• [WHAT YOU SHOULD DO] Give back exactly the lines from the "Read out every word on this page." line to the final line of the records, and only those, minus any pictures.
-------- EXERCISE DATA --------
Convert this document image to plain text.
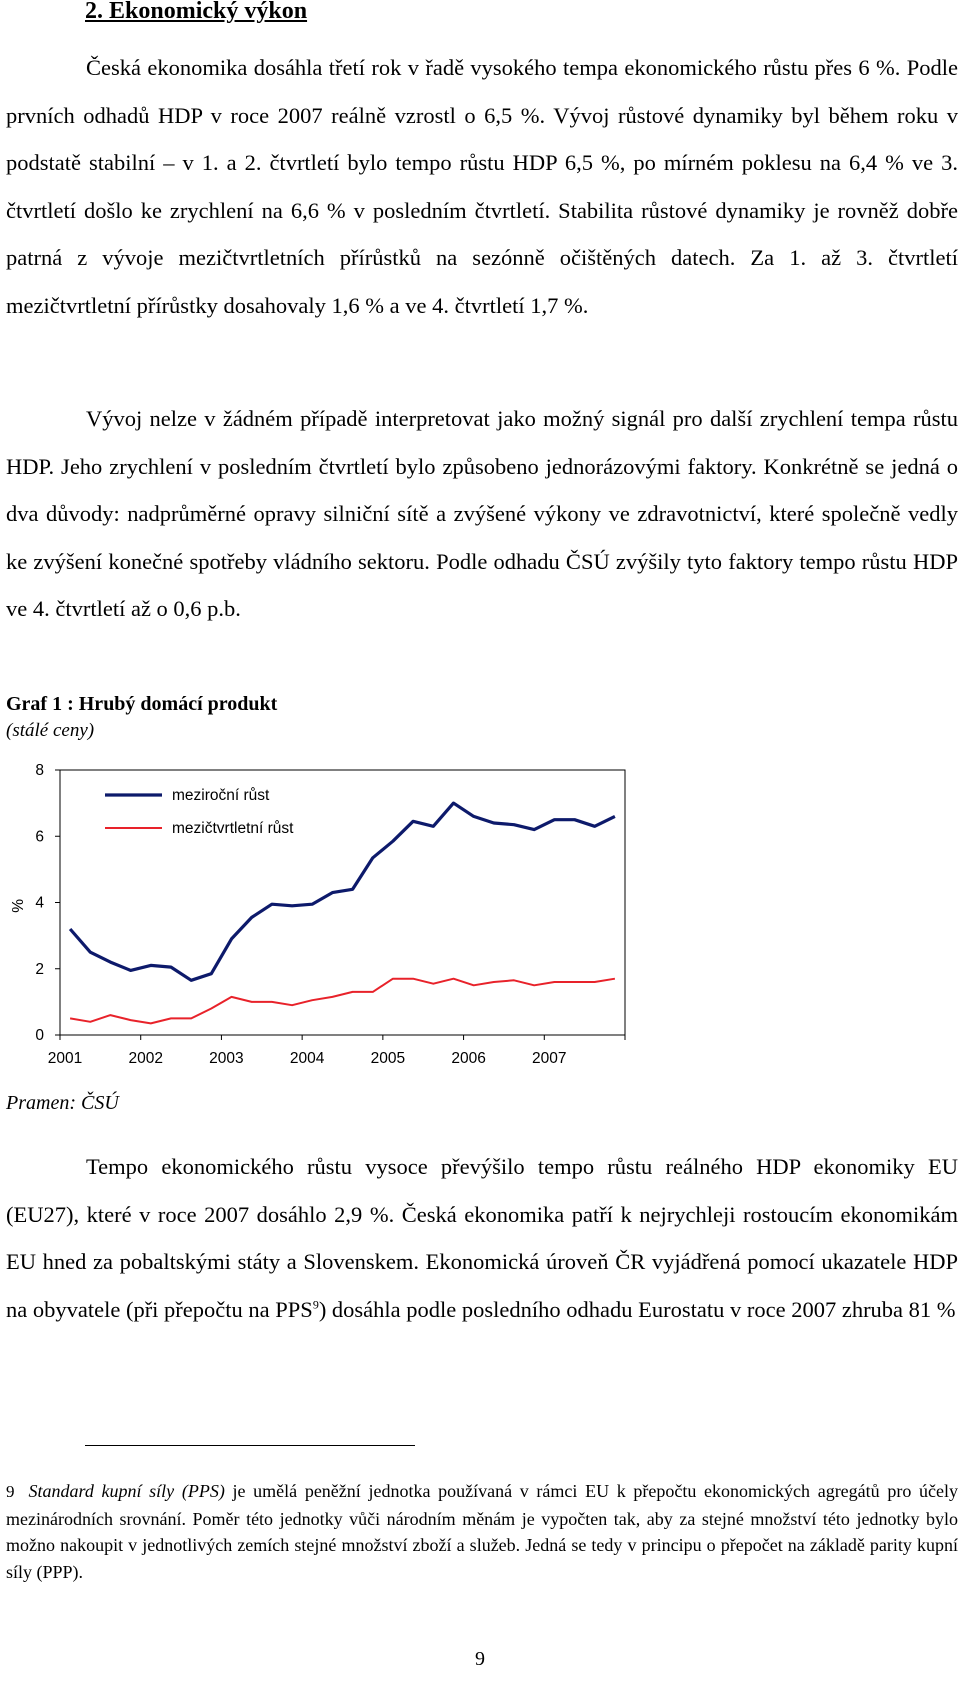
2. Ekonomický výkon

Česká ekonomika dosáhla třetí rok v řadě vysokého tempa ekonomického růstu přes 6 %. Podle prvních odhadů HDP v roce 2007 reálně vzrostl o 6,5 %. Vývoj růstové dynamiky byl během roku v podstatě stabilní – v 1. a 2. čtvrtletí bylo tempo růstu HDP 6,5 %, po mírném poklesu na 6,4 % ve 3. čtvrtletí došlo ke zrychlení na 6,6 % v posledním čtvrtletí. Stabilita růstové dynamiky je rovněž dobře patrná z vývoje mezičtvrtletních přírůstků na sezónně očištěných datech. Za 1. až 3. čtvrtletí mezičtvrtletní přírůstky dosahovaly 1,6 % a ve 4. čtvrtletí 1,7 %.

Vývoj nelze v žádném případě interpretovat jako možný signál pro další zrychlení tempa růstu HDP. Jeho zrychlení v posledním čtvrtletí bylo způsobeno jednorázovými faktory. Konkrétně se jedná o dva důvody: nadprůměrné opravy silniční sítě a zvýšené výkony ve zdravotnictví, které společně vedly ke zvýšení konečné spotřeby vládního sektoru. Podle odhadu ČSÚ zvýšily tyto faktory tempo růstu HDP ve 4. čtvrtletí až o 0,6 p.b.

Graf 1 : Hrubý domácí produkt

(stálé ceny)

0
2
4
6
8
%
2001	2002	2003	2004	2005	2006	2007
meziroční růst
mezičtvrtletní růst

Pramen: ČSÚ

Tempo ekonomického růstu vysoce převýšilo tempo růstu reálného HDP ekonomiky EU (EU27), které v roce 2007 dosáhlo 2,9 %. Česká ekonomika patří k nejrychleji rostoucím ekonomikám EU hned za pobaltskými státy a Slovenskem. Ekonomická úroveň ČR vyjádřená pomocí ukazatele HDP na obyvatele (při přepočtu na PPS$^9$) dosáhla podle posledního odhadu Eurostatu v roce 2007 zhruba 81 %

9 Standard kupní síly (PPS) je umělá peněžní jednotka používaná v rámci EU k přepočtu ekonomických agregátů pro účely mezinárodních srovnání. Poměr této jednotky vůči národním měnám je vypočten tak, aby za stejné množství této jednotky bylo možno nakoupit v jednotlivých zemích stejné množství zboží a služeb. Jedná se tedy v principu o přepočet na základě parity kupní síly (PPP).

9
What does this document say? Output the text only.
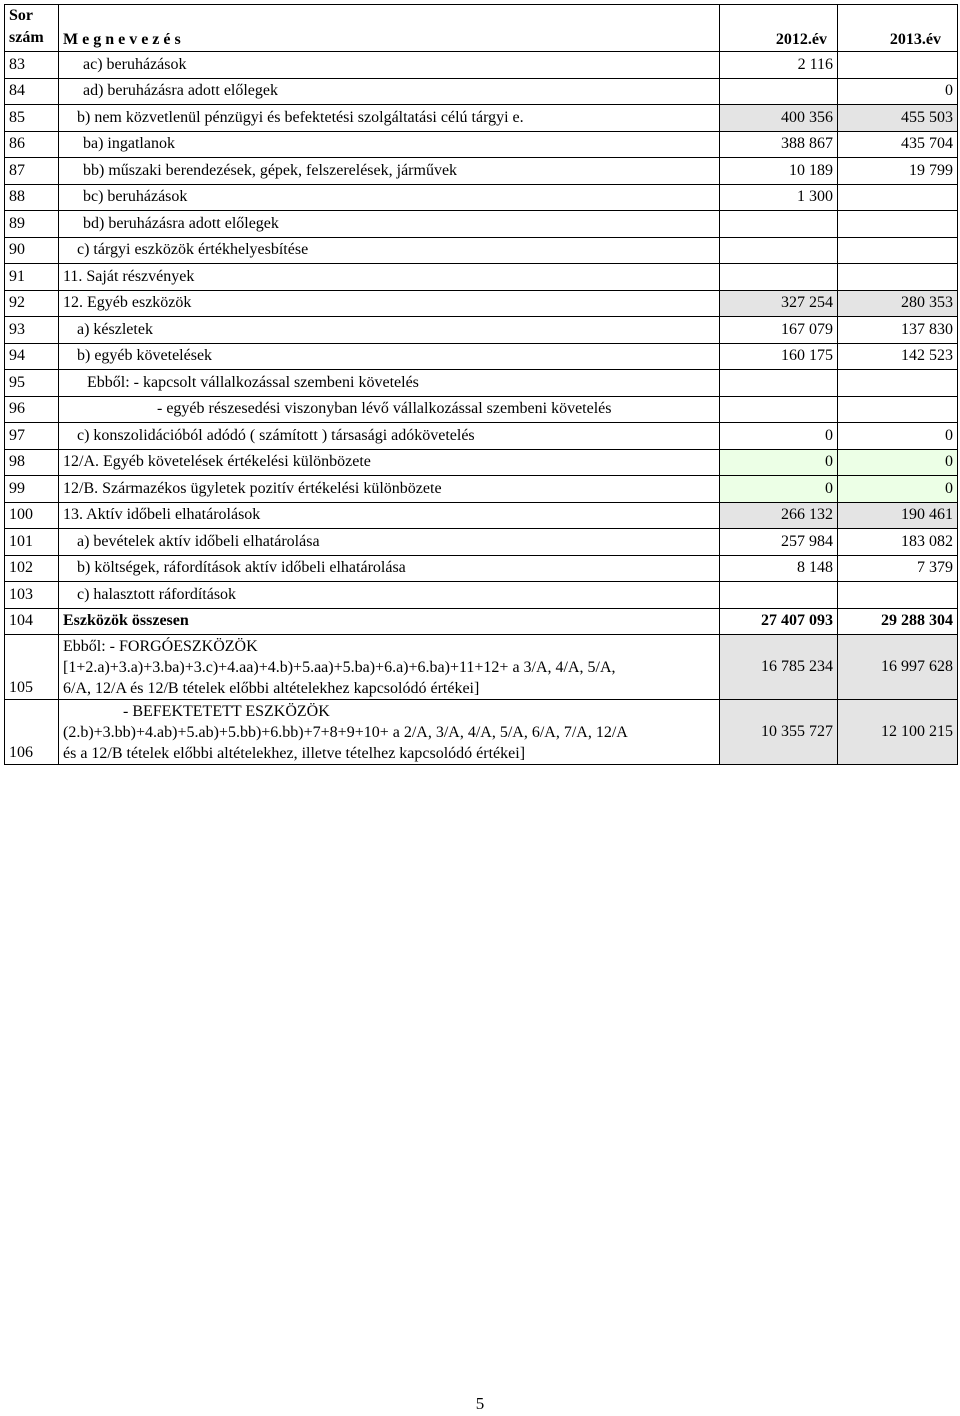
Sor
szám	M e g n e v e z é s	2012.év	2013.év
83	ac) beruházások	2 116	
84	ad) beruházásra adott előlegek		0
85	b) nem közvetlenül pénzügyi és befektetési szolgáltatási célú tárgyi e.	400 356	455 503
86	ba) ingatlanok	388 867	435 704
87	bb) műszaki berendezések, gépek, felszerelések, járművek	10 189	19 799
88	bc) beruházások	1 300	
89	bd) beruházásra adott előlegek		
90	c) tárgyi eszközök értékhelyesbítése		
91	11. Saját részvények		
92	12. Egyéb eszközök	327 254	280 353
93	a) készletek	167 079	137 830
94	b) egyéb követelések	160 175	142 523
95	Ebből: - kapcsolt vállalkozással szembeni követelés		
96	- egyéb részesedési viszonyban lévő vállalkozással szembeni követelés		
97	c) konszolidációból adódó ( számított ) társasági adókövetelés	0	0
98	12/A. Egyéb követelések értékelési különbözete	0	0
99	12/B. Származékos ügyletek pozitív értékelési különbözete	0	0
100	13. Aktív időbeli elhatárolások	266 132	190 461
101	a) bevételek aktív időbeli elhatárolása	257 984	183 082
102	b) költségek, ráfordítások aktív időbeli elhatárolása	8 148	7 379
103	c) halasztott ráfordítások		
104	Eszközök összesen	27 407 093	29 288 304
105	Ebből: - FORGÓESZKÖZÖK
[1+2.a)+3.a)+3.ba)+3.c)+4.aa)+4.b)+5.aa)+5.ba)+6.a)+6.ba)+11+12+ a 3/A, 4/A, 5/A,
6/A, 12/A és 12/B tételek előbbi altételekhez kapcsolódó értékei]	16 785 234	16 997 628
106	- BEFEKTETETT ESZKÖZÖK
(2.b)+3.bb)+4.ab)+5.ab)+5.bb)+6.bb)+7+8+9+10+ a 2/A, 3/A, 4/A, 5/A, 6/A, 7/A, 12/A
és a 12/B tételek előbbi altételekhez, illetve tételhez kapcsolódó értékei]	10 355 727	12 100 215
5
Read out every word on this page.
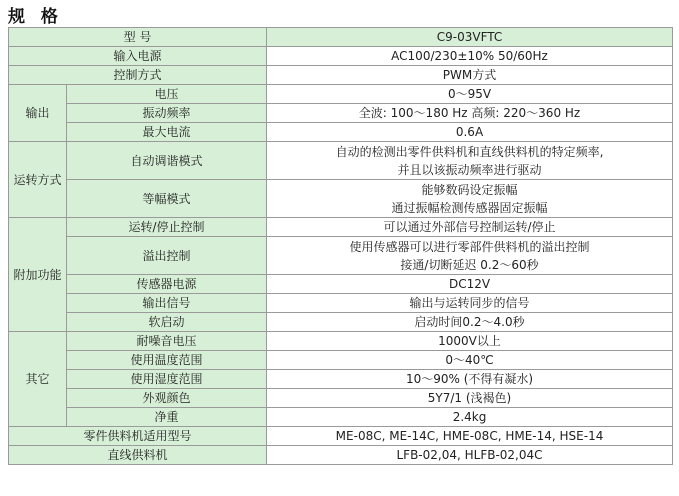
规 格
型 号		C9-03VFTC
输入电源		AC100/230±10% 50/60Hz
控制方式		PWM方式
输出	电压	0～95V
	振动频率	全波: 100～180 Hz 高频: 220～360 Hz
	最大电流	0.6A
运转方式	自动调谐模式	自动的检测出零件供料机和直线供料机的特定频率,
并且以该振动频率进行驱动

	等幅模式	能够数码设定振幅
通过振幅检测传感器固定振幅

附加功能	运转/停止控制	可以通过外部信号控制运转/停止
	溢出控制	使用传感器可以进行零部件供料机的溢出控制
接通/切断延迟 0.2～60秒

	传感器电源	DC12V
	输出信号	输出与运转同步的信号
	软启动	启动时间0.2～4.0秒
其它	耐噪音电压	1000V以上
	使用温度范围	0～40℃
	使用湿度范围	10～90% (不得有凝水)
	外观颜色	5Y7/1 (浅褐色)
	净重	2.4kg
零件供料机适用型号		ME-08C, ME-14C, HME-08C, HME-14, HSE-14
直线供料机		LFB-02,04, HLFB-02,04C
--------
• [TASK RESULT]
Read out every word on this page.
规 格
型 号		C9-03VFTC
输入电源		AC100/230±10% 50/60Hz
控制方式		PWM方式
输出	电压	0～95V
	振动频率	全波: 100～180 Hz 高频: 220～360 Hz
	最大电流	0.6A
运转方式	自动调谐模式	自动的检测出零件供料机和直线供料机的特定频率,
并且以该振动频率进行驱动

	等幅模式	能够数码设定振幅
通过振幅检测传感器固定振幅

附加功能	运转/停止控制	可以通过外部信号控制运转/停止
	溢出控制	使用传感器可以进行零部件供料机的溢出控制
接通/切断延迟 0.2～60秒

	传感器电源	DC12V
	输出信号	输出与运转同步的信号
	软启动	启动时间0.2～4.0秒
其它	耐噪音电压	1000V以上
	使用温度范围	0～40℃
	使用湿度范围	10～90% (不得有凝水)
	外观颜色	5Y7/1 (浅褐色)
	净重	2.4kg
零件供料机适用型号		ME-08C, ME-14C, HME-08C, HME-14, HSE-14
直线供料机		LFB-02,04, HLFB-02,04C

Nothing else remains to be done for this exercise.